(Data entries for graphics)
⟨
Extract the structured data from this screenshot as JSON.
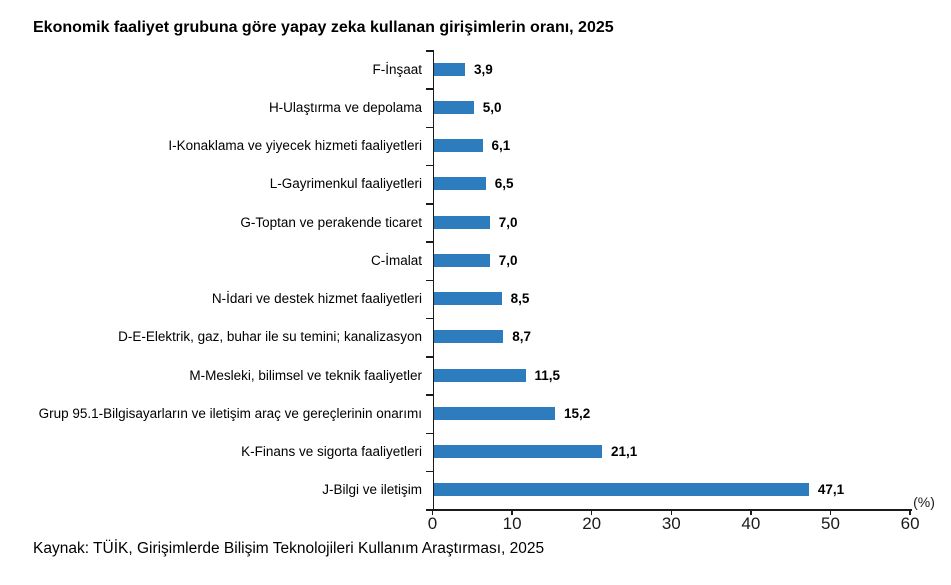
{
  "title": "Ekonomik faaliyet grubuna göre yapay zeka kullanan girişimlerin oranı, 2025",
  "source": "Kaynak: TÜİK, Girişimlerde Bilişim Teknolojileri Kullanım Araştırması, 2025",
  "chart_data": {
    "type": "bar",
    "orientation": "horizontal",
    "title": "Ekonomik faaliyet grubuna göre yapay zeka kullanan girişimlerin oranı, 2025",
    "xlabel": "(%)",
    "ylabel": "",
    "xlim": [
      0,
      60
    ],
    "x_ticks": [
      0,
      10,
      20,
      30,
      40,
      50,
      60
    ],
    "grid": false,
    "legend": false,
    "bar_color": "#2d7dbe",
    "axis_color": "#1a1a1a",
    "categories": [
      "F-İnşaat",
      "H-Ulaştırma ve depolama",
      "I-Konaklama ve yiyecek hizmeti faaliyetleri",
      "L-Gayrimenkul faaliyetleri",
      "G-Toptan ve perakende ticaret",
      "C-İmalat",
      "N-İdari ve destek hizmet faaliyetleri",
      "D-E-Elektrik, gaz, buhar ile su temini; kanalizasyon",
      "M-Mesleki, bilimsel ve teknik faaliyetler",
      "Grup 95.1-Bilgisayarların ve iletişim araç ve gereçlerinin onarımı",
      "K-Finans ve sigorta faaliyetleri",
      "J-Bilgi ve iletişim"
    ],
    "values": [
      3.9,
      5.0,
      6.1,
      6.5,
      7.0,
      7.0,
      8.5,
      8.7,
      11.5,
      15.2,
      21.1,
      47.1
    ],
    "value_labels": [
      "3,9",
      "5,0",
      "6,1",
      "6,5",
      "7,0",
      "7,0",
      "8,5",
      "8,7",
      "11,5",
      "15,2",
      "21,1",
      "47,1"
    ]
  }
}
⟩
→ **Task to complete**
Reproduce the listing above exactly, excluding all pictures.

→ **The solution**
Extract the structured data from this screenshot as JSON.
{
  "title": "Ekonomik faaliyet grubuna göre yapay zeka kullanan girişimlerin oranı, 2025",
  "source": "Kaynak: TÜİK, Girişimlerde Bilişim Teknolojileri Kullanım Araştırması, 2025",
  "chart_data": {
    "type": "bar",
    "orientation": "horizontal",
    "title": "Ekonomik faaliyet grubuna göre yapay zeka kullanan girişimlerin oranı, 2025",
    "xlabel": "(%)",
    "ylabel": "",
    "xlim": [
      0,
      60
    ],
    "x_ticks": [
      0,
      10,
      20,
      30,
      40,
      50,
      60
    ],
    "grid": false,
    "legend": false,
    "bar_color": "#2d7dbe",
    "axis_color": "#1a1a1a",
    "categories": [
      "F-İnşaat",
      "H-Ulaştırma ve depolama",
      "I-Konaklama ve yiyecek hizmeti faaliyetleri",
      "L-Gayrimenkul faaliyetleri",
      "G-Toptan ve perakende ticaret",
      "C-İmalat",
      "N-İdari ve destek hizmet faaliyetleri",
      "D-E-Elektrik, gaz, buhar ile su temini; kanalizasyon",
      "M-Mesleki, bilimsel ve teknik faaliyetler",
      "Grup 95.1-Bilgisayarların ve iletişim araç ve gereçlerinin onarımı",
      "K-Finans ve sigorta faaliyetleri",
      "J-Bilgi ve iletişim"
    ],
    "values": [
      3.9,
      5.0,
      6.1,
      6.5,
      7.0,
      7.0,
      8.5,
      8.7,
      11.5,
      15.2,
      21.1,
      47.1
    ],
    "value_labels": [
      "3,9",
      "5,0",
      "6,1",
      "6,5",
      "7,0",
      "7,0",
      "8,5",
      "8,7",
      "11,5",
      "15,2",
      "21,1",
      "47,1"
    ]
  }
}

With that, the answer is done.